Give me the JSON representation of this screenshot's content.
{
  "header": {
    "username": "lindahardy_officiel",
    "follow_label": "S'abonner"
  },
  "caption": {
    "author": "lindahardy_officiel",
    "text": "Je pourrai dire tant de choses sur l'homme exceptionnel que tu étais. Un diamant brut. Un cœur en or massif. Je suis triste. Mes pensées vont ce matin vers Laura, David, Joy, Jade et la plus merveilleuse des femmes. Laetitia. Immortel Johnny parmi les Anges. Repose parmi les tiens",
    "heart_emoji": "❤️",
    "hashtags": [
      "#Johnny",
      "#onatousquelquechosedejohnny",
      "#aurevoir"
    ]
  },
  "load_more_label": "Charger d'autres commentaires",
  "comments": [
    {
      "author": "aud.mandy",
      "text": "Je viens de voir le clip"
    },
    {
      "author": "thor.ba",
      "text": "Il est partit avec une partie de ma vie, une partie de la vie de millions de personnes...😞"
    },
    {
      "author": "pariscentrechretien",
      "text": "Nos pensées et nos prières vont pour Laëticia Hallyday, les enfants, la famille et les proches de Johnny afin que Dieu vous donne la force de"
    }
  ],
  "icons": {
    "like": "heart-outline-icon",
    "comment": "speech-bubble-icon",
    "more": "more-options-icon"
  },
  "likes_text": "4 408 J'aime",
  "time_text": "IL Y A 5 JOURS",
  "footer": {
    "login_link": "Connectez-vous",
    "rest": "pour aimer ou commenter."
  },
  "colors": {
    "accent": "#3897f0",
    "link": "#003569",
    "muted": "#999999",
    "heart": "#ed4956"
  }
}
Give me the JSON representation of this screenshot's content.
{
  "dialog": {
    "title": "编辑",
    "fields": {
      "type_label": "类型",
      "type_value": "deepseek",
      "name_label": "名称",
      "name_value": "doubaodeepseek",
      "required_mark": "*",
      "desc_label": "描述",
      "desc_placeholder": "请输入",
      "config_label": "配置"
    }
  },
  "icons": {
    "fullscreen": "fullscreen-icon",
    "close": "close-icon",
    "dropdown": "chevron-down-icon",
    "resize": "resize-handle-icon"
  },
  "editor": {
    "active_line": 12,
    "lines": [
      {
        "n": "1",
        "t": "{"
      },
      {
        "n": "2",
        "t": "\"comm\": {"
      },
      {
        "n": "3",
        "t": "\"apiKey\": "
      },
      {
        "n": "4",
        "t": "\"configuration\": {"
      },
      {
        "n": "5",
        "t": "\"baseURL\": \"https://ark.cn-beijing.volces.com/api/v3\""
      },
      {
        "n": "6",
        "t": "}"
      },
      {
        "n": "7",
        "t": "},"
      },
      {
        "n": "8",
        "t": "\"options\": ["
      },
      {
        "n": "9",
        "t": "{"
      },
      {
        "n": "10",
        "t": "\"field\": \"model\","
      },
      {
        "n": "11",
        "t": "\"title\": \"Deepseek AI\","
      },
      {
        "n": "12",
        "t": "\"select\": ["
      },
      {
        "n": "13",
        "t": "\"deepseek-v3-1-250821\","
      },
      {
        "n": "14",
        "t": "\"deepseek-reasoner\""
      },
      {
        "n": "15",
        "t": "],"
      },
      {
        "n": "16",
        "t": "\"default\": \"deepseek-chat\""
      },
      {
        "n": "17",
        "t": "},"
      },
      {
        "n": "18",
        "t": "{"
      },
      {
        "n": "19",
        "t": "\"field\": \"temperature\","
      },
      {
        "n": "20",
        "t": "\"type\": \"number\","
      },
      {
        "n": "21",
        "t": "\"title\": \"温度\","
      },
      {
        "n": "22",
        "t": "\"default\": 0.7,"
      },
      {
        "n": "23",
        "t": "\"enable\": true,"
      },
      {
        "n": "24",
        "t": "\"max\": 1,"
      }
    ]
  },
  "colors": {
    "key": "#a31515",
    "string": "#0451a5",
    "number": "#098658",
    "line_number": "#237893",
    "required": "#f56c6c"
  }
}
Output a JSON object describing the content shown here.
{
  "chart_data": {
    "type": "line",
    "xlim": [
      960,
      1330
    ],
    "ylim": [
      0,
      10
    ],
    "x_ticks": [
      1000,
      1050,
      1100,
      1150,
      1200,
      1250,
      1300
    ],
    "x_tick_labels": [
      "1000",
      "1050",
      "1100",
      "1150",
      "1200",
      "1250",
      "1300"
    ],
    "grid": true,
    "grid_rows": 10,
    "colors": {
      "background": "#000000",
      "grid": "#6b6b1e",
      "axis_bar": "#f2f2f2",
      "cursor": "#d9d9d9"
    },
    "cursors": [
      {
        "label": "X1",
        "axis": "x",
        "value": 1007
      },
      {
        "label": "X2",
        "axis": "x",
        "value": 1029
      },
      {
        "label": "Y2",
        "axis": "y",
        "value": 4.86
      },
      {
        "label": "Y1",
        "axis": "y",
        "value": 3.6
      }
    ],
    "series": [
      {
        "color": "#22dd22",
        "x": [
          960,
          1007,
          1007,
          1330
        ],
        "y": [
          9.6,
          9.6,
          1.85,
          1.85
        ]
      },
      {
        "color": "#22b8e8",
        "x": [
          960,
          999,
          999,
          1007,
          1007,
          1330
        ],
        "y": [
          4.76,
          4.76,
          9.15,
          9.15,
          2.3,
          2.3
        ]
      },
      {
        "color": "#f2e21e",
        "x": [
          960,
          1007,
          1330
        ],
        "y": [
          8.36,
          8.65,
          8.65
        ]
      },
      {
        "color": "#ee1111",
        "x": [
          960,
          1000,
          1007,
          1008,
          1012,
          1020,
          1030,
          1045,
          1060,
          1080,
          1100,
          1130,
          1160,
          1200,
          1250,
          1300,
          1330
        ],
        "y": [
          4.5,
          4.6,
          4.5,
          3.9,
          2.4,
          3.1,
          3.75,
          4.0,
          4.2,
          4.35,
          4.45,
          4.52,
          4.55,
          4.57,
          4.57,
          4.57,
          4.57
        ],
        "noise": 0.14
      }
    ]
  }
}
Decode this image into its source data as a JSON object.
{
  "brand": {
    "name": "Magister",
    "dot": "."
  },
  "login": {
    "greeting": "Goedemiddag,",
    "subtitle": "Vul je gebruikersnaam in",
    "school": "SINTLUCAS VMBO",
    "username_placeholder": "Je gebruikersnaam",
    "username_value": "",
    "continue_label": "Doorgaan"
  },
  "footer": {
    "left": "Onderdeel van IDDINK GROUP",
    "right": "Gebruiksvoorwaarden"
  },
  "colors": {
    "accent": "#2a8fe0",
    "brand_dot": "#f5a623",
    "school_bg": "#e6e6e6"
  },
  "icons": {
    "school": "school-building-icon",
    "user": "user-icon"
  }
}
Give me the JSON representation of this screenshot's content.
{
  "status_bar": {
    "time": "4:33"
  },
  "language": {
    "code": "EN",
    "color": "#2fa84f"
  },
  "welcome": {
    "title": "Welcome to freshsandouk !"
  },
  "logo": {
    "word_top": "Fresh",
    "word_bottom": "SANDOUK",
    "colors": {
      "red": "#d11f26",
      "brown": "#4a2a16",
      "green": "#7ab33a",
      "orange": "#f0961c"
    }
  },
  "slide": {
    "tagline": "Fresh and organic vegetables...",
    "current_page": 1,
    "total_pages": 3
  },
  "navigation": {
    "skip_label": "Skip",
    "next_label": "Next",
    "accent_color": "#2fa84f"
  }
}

_____

Goal
List each line of the entries that holds the string "vont".

Task answer
    "text": "Je pourrai dire tant de choses sur l'homme exceptionnel que tu étais. Un diamant brut. Un cœur en or massif. Je suis triste. Mes pensées vont ce matin vers Laura, David, Joy, Jade et la plus merveilleuse des femmes. Laetitia. Immortel Johnny parmi les Anges. Repose parmi les tiens",
      "text": "Nos pensées et nos prières vont pour Laëticia Hallyday, les enfants, la famille et les proches de Johnny afin que Dieu vous donne la force de"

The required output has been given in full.